→ Rows from a figure dataset

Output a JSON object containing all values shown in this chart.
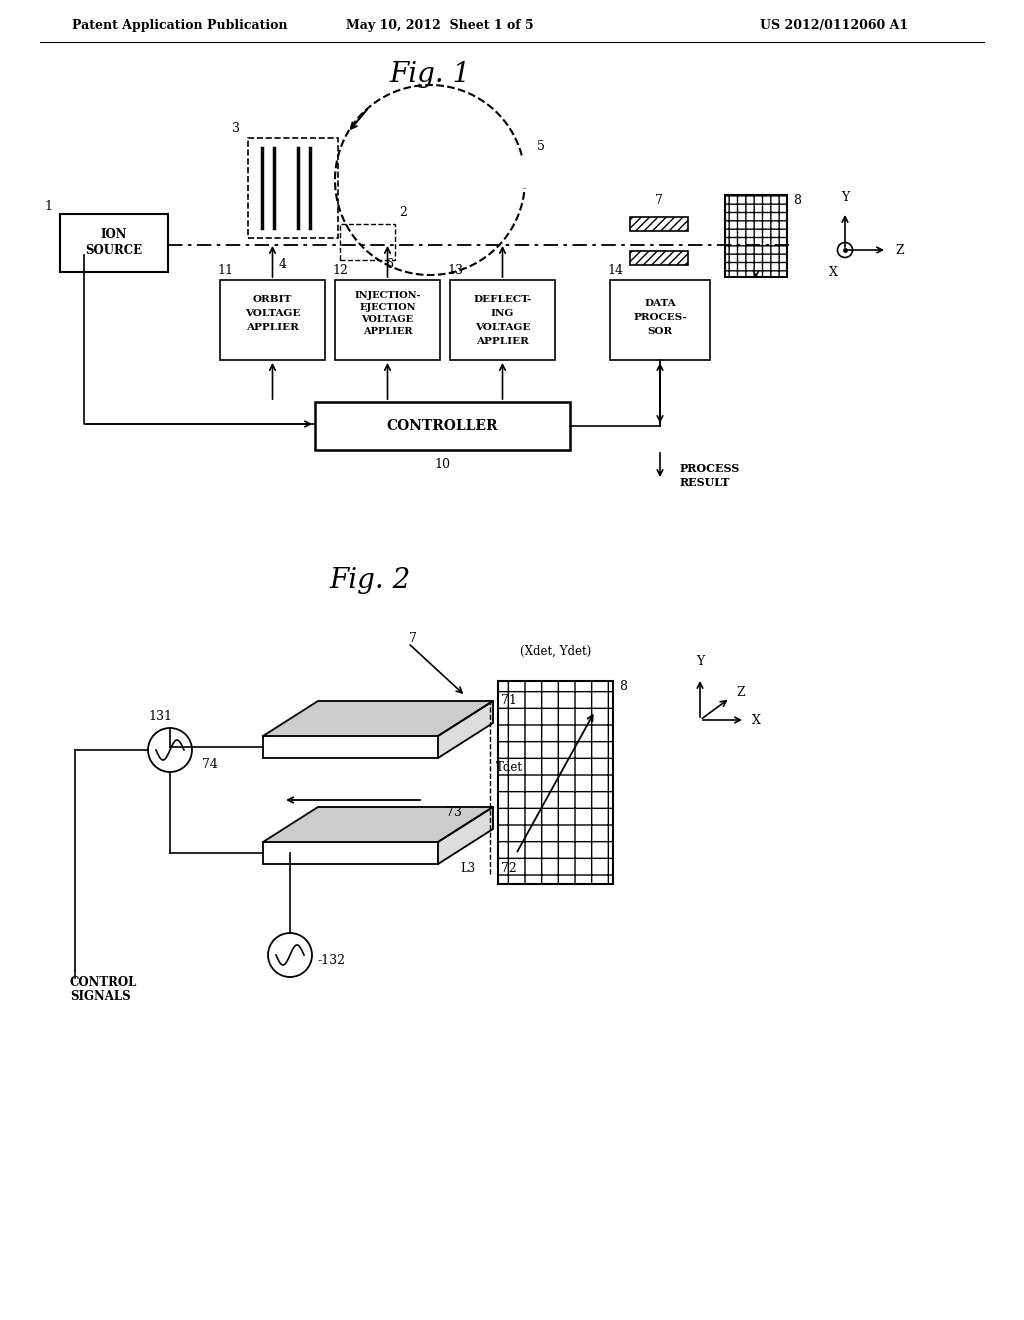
{
  "bg_color": "#ffffff",
  "header_left": "Patent Application Publication",
  "header_center": "May 10, 2012  Sheet 1 of 5",
  "header_right": "US 2012/0112060 A1",
  "fig1_title": "Fig. 1",
  "fig2_title": "Fig. 2"
}
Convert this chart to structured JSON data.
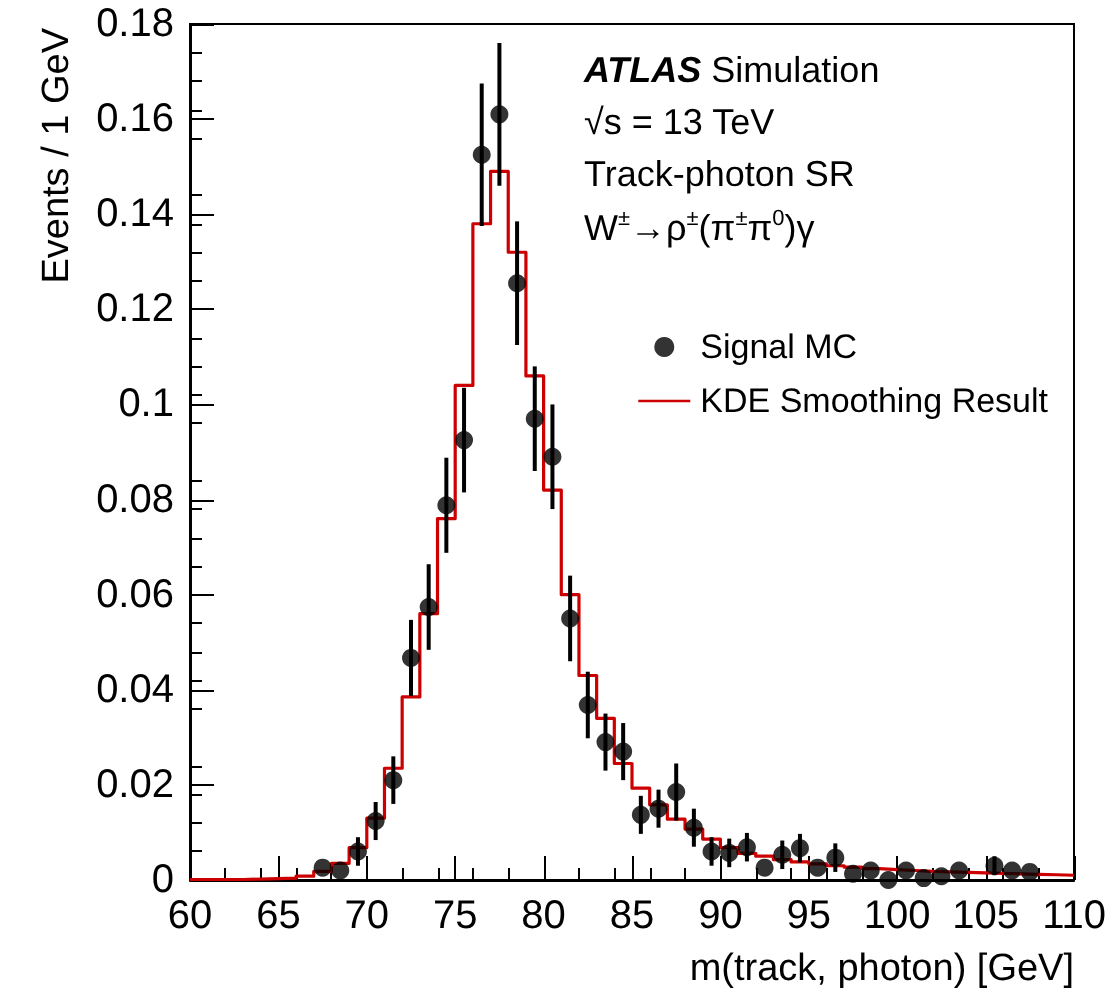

→ Written problem
Copy each line exactly, and leave the pictures out of your copy.

→ Correct result
Output a JSON object containing all values shown in this chart.
{
  "bg_color": "#ffffff",
  "header_left": "Patent Application Publication",
  "header_center": "May 10, 2012  Sheet 1 of 5",
  "header_right": "US 2012/0112060 A1",
  "fig1_title": "Fig. 1",
  "fig2_title": "Fig. 2"
}
Convert this chart to structured JSON data.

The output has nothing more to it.